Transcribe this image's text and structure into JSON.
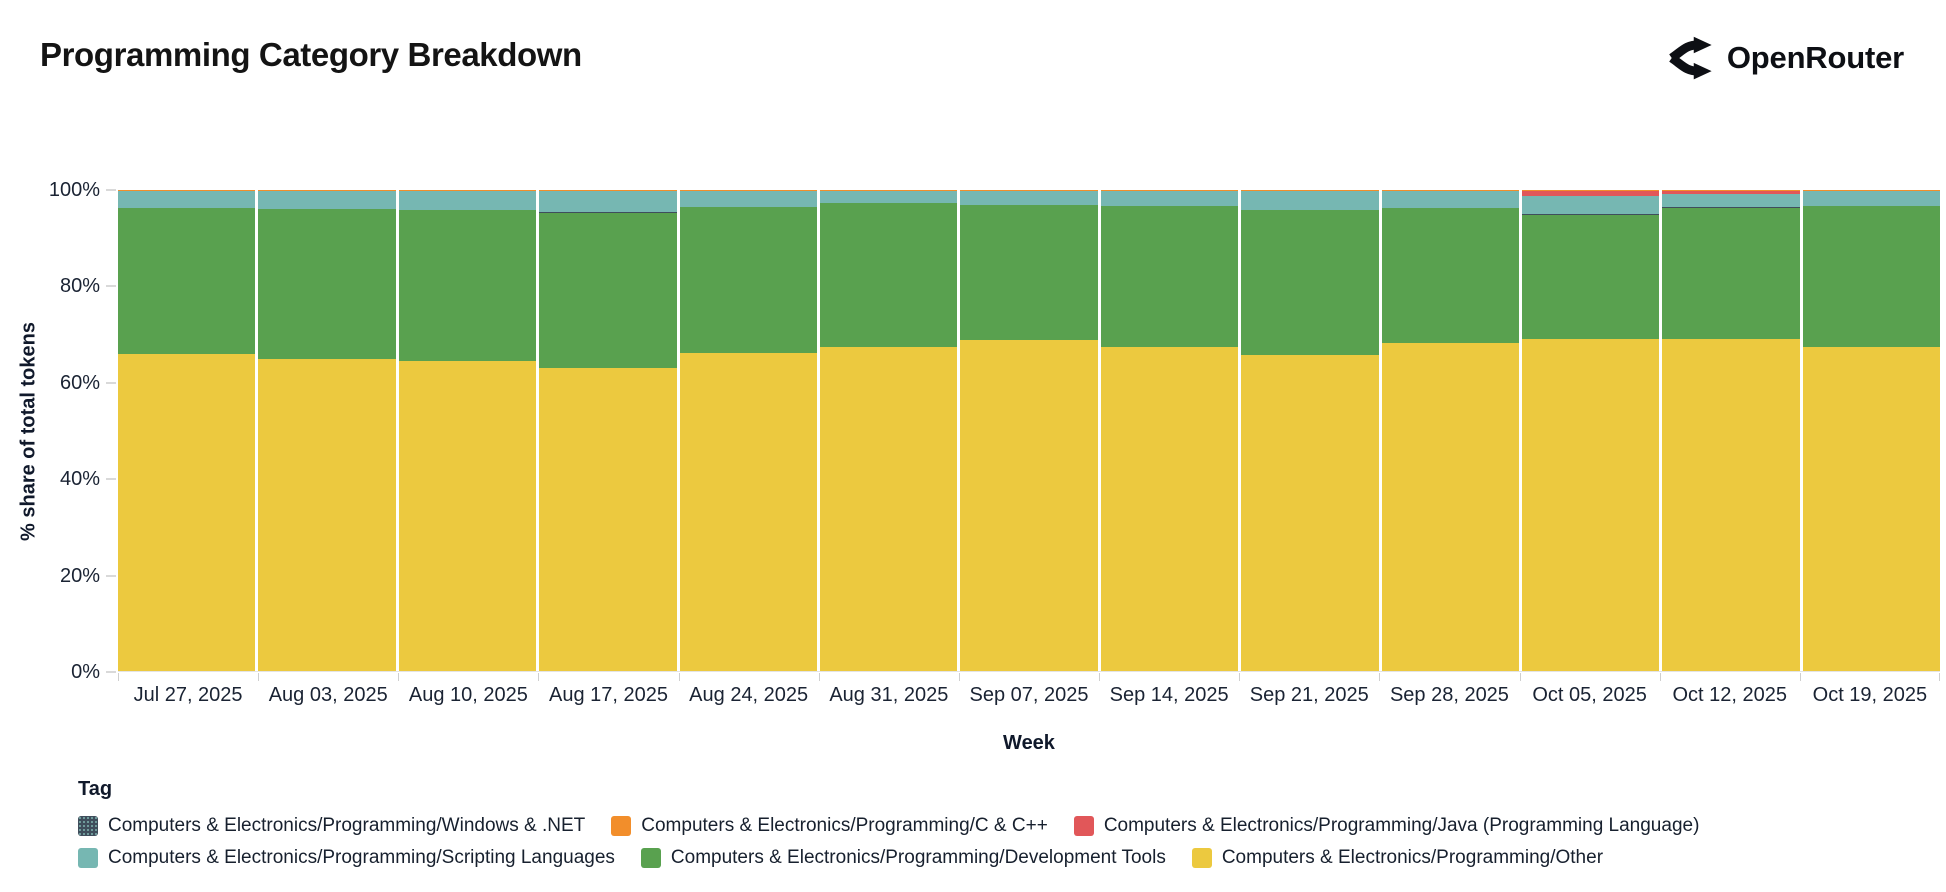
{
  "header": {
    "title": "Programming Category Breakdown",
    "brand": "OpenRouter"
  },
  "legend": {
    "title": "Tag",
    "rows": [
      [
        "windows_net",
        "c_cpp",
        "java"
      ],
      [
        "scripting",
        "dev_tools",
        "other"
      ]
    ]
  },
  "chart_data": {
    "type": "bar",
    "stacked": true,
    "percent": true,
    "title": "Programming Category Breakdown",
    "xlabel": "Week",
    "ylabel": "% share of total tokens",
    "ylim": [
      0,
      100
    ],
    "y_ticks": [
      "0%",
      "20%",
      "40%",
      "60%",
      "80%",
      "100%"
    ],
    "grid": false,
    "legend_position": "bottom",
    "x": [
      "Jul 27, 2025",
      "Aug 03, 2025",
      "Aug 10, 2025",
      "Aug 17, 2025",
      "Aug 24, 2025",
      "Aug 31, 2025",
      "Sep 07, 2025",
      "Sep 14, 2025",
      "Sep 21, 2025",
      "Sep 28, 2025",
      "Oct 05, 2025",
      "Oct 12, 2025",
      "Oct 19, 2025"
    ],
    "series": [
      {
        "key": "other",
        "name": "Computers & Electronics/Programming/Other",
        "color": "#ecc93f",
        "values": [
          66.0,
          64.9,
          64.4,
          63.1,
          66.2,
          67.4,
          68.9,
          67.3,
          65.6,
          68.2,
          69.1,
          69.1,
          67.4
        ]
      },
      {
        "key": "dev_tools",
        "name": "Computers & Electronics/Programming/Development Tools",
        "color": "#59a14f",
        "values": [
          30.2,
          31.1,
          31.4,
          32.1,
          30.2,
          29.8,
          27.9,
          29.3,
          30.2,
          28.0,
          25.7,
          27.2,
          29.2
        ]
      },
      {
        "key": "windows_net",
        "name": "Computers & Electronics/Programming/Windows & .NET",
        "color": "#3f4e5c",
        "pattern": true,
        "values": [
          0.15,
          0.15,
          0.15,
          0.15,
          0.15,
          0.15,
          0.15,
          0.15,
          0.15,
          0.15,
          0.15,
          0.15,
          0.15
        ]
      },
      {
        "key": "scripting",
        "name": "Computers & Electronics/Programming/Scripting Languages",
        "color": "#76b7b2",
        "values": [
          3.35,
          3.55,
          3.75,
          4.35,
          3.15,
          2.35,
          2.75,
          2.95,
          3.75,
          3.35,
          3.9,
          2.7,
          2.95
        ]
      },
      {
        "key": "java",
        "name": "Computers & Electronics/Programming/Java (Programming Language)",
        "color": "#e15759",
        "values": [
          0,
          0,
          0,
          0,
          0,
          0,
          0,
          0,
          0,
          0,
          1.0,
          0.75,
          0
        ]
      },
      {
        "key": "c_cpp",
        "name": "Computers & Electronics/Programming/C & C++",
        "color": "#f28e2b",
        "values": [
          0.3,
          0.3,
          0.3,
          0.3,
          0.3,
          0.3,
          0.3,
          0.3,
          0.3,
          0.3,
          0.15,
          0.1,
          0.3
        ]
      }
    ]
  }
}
* * *
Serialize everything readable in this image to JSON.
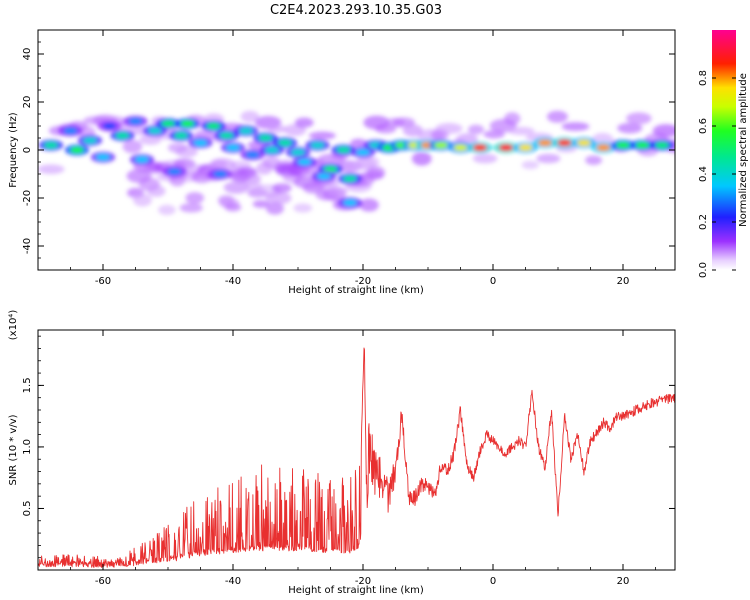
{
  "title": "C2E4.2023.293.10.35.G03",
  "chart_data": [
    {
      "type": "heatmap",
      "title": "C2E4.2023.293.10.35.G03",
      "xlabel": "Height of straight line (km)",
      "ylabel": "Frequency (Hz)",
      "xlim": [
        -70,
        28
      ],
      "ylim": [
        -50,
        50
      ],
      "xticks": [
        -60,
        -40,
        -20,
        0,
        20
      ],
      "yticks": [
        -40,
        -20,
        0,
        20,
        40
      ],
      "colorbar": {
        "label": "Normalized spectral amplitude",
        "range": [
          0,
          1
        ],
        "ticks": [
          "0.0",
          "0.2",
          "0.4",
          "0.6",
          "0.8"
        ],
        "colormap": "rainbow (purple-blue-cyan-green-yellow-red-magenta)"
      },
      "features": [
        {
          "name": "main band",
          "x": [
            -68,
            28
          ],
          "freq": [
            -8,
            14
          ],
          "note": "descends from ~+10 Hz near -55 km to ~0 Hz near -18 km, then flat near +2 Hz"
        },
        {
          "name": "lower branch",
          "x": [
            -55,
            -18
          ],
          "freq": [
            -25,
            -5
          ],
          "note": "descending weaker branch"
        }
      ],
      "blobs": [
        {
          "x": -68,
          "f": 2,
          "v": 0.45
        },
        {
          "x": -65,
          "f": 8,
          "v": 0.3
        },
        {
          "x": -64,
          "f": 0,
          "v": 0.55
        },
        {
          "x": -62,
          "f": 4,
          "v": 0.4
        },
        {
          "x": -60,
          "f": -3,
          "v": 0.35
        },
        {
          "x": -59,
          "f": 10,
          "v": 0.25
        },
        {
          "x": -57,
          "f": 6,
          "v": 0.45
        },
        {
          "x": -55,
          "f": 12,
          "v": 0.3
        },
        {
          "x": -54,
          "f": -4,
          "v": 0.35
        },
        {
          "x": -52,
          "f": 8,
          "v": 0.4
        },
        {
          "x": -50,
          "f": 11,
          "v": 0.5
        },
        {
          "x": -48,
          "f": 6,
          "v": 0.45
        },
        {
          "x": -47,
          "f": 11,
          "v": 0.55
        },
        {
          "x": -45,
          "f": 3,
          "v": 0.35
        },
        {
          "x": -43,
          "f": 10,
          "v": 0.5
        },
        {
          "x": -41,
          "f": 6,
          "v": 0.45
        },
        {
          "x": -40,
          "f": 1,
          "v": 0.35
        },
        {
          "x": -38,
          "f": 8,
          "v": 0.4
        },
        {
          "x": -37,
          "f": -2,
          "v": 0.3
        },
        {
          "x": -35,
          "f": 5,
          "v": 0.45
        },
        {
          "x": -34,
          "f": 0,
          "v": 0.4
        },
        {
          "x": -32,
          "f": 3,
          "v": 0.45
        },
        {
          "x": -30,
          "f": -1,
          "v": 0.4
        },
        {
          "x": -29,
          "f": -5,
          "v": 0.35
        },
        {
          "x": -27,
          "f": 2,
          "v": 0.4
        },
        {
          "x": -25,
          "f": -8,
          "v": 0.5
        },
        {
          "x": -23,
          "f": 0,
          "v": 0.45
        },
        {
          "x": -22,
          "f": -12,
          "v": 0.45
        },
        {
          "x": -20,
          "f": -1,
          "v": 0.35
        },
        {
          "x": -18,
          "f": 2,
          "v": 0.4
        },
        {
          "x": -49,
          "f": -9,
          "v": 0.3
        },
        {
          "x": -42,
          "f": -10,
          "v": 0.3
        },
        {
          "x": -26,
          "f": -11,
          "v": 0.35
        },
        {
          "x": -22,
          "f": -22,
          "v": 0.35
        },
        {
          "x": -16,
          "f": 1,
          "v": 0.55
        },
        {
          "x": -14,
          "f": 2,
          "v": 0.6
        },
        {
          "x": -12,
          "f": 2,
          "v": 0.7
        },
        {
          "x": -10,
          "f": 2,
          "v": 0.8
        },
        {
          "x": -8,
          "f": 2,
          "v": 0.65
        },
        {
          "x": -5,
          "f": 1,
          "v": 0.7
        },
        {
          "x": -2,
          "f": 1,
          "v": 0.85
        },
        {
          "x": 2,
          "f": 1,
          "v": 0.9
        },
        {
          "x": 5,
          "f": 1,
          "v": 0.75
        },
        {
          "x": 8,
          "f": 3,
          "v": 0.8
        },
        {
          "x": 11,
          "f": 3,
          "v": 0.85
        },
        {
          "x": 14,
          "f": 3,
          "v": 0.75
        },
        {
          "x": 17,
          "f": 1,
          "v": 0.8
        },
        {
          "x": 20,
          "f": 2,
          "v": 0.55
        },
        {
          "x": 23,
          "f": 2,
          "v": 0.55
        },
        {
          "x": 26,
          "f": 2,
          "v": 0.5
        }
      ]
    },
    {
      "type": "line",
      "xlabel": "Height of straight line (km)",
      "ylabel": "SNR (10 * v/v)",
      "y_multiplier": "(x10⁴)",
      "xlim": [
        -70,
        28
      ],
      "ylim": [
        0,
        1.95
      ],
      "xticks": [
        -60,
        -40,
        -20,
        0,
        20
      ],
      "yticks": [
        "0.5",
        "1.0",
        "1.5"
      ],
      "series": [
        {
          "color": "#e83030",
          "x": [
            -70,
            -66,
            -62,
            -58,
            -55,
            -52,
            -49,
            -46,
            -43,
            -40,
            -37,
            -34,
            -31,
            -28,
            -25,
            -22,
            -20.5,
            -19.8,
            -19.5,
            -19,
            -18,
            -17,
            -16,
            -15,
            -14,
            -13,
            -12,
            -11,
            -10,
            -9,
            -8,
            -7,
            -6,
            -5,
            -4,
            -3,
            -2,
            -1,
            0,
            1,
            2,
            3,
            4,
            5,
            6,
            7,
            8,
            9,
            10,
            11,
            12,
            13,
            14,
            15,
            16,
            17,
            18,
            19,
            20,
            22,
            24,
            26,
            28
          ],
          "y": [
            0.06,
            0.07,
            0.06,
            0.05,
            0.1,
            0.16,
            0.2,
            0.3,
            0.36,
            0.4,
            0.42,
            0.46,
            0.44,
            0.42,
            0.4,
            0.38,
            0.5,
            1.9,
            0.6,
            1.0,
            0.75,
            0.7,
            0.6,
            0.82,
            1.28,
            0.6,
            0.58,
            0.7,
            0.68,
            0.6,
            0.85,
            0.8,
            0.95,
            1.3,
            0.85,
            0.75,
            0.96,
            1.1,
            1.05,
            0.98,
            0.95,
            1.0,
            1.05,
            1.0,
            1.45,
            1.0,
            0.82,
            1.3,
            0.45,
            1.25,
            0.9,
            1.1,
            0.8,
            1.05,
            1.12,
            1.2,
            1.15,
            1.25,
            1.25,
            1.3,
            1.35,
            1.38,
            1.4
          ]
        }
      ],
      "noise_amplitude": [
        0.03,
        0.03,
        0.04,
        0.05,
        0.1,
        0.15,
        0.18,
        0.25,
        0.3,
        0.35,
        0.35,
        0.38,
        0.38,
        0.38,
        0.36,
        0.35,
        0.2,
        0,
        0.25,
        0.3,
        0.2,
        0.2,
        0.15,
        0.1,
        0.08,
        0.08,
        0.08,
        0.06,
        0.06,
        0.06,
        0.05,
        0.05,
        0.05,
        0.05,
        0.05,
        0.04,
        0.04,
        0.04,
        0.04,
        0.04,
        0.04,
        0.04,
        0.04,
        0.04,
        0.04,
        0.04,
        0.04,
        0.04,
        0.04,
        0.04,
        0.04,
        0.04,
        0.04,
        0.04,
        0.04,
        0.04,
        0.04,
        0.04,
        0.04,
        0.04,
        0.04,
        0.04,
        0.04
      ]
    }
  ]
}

The request :: Identify each line holding the string "ylabel", and copy it out.

Written response ::
    "ylabel": "% share of total tokens",
      "ylabel": "Frequency (Hz)",
      "ylabel": "SNR (10 * v/v)",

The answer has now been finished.